_Texte fourni_.
*****

LOI 2015-08 PORTANT CODE DE L’ENFANT AU BÉNIN: Une décision mi-figue, mi-raisin de l’avis du Juriste et du Sociologue

À l’image d’un pavé jeté dans une marre, la résurgence de la loi 2015-08 du 08 décembre 2015 portant code de l’enfant en République du Bénin, depuis quelques heures, crée une avalanche de réactions tant sur la toile que dans le pays. A Parakou, la situation fait rage et divise sur plusieurs points.
Plusieurs questions sur cette loi qui date de 2015, taraudent les esprits. Parmi elles, figure celle sur l’article 141 qui stipule que : ‘’tout enfant conçu doit être reconnu par son géniteur dans les trois premiers mois de la conception par les moyens d’une déclaration sur l’honneur faite devant l’autorité administrative la plus proche du lieu de sa résidence, faute de quoi, l’enfant, à sa naissance, porte le nom de sa mère.’’ Si pour certains cet article vient à la rescousse des jeunes filles victimes de l’irresponsabilité de certains hommes qui fuient quand une grossesse survient, pour d’autres cela réconforte plutôt ces mêmes hommes dans leur position. Sur d’autres langues on peut entendre dire qu’il y aura de nombreux enfants sans actes de naissance.

*****

_Données saisies_.
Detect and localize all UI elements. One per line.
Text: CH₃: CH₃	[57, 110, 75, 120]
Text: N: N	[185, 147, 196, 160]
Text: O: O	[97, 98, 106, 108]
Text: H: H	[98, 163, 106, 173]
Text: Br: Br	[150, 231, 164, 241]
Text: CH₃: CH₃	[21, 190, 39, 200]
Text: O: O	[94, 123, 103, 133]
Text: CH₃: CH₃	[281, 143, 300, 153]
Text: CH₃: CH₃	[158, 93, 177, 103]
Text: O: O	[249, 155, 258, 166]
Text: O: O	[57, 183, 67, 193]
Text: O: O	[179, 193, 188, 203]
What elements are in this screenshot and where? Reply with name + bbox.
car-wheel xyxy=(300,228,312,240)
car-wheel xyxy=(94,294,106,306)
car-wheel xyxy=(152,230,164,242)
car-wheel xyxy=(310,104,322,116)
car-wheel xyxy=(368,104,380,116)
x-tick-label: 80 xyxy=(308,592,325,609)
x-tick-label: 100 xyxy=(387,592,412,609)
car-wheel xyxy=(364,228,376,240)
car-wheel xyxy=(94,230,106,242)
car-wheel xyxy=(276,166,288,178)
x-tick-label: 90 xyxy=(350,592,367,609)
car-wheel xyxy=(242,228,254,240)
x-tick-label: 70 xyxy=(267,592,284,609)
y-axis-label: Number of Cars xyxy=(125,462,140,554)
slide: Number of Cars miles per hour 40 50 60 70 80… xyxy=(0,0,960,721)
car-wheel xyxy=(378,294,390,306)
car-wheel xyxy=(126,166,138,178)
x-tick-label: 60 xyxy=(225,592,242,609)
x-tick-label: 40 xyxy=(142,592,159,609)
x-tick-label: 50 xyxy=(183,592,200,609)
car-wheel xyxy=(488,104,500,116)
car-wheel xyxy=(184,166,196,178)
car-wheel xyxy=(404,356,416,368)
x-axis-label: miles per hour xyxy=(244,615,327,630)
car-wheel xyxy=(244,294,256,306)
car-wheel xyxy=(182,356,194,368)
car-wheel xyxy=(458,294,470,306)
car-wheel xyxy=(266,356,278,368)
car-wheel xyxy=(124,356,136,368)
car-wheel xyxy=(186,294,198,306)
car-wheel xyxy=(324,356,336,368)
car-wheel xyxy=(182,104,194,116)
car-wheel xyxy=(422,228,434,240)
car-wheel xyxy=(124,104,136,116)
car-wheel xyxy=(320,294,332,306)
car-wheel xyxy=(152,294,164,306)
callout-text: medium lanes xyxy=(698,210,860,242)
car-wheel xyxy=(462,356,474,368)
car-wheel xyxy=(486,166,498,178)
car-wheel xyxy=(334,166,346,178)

*****

_Consigne_. Recopiez, dans l'article sur le code de l'enfant, tout ce qui va de « Plusieurs questions sur » jusqu'à « actes de naissance. ».

_Résultat_.
Plusieurs questions sur cette loi qui date de 2015, taraudent les esprits. Parmi elles, figure celle sur l’article 141 qui stipule que : ‘’tout enfant conçu doit être reconnu par son géniteur dans les trois premiers mois de la conception par les moyens d’une déclaration sur l’honneur faite devant l’autorité administrative la plus proche du lieu de sa résidence, faute de quoi, l’enfant, à sa naissance, porte le nom de sa mère.’’ Si pour certains cet article vient à la rescousse des jeunes filles victimes de l’irresponsabilité de certains hommes qui fuient quand une grossesse survient, pour d’autres cela réconforte plutôt ces mêmes hommes dans leur position. Sur d’autres langues on peut entendre dire qu’il y aura de nombreux enfants sans actes de naissance.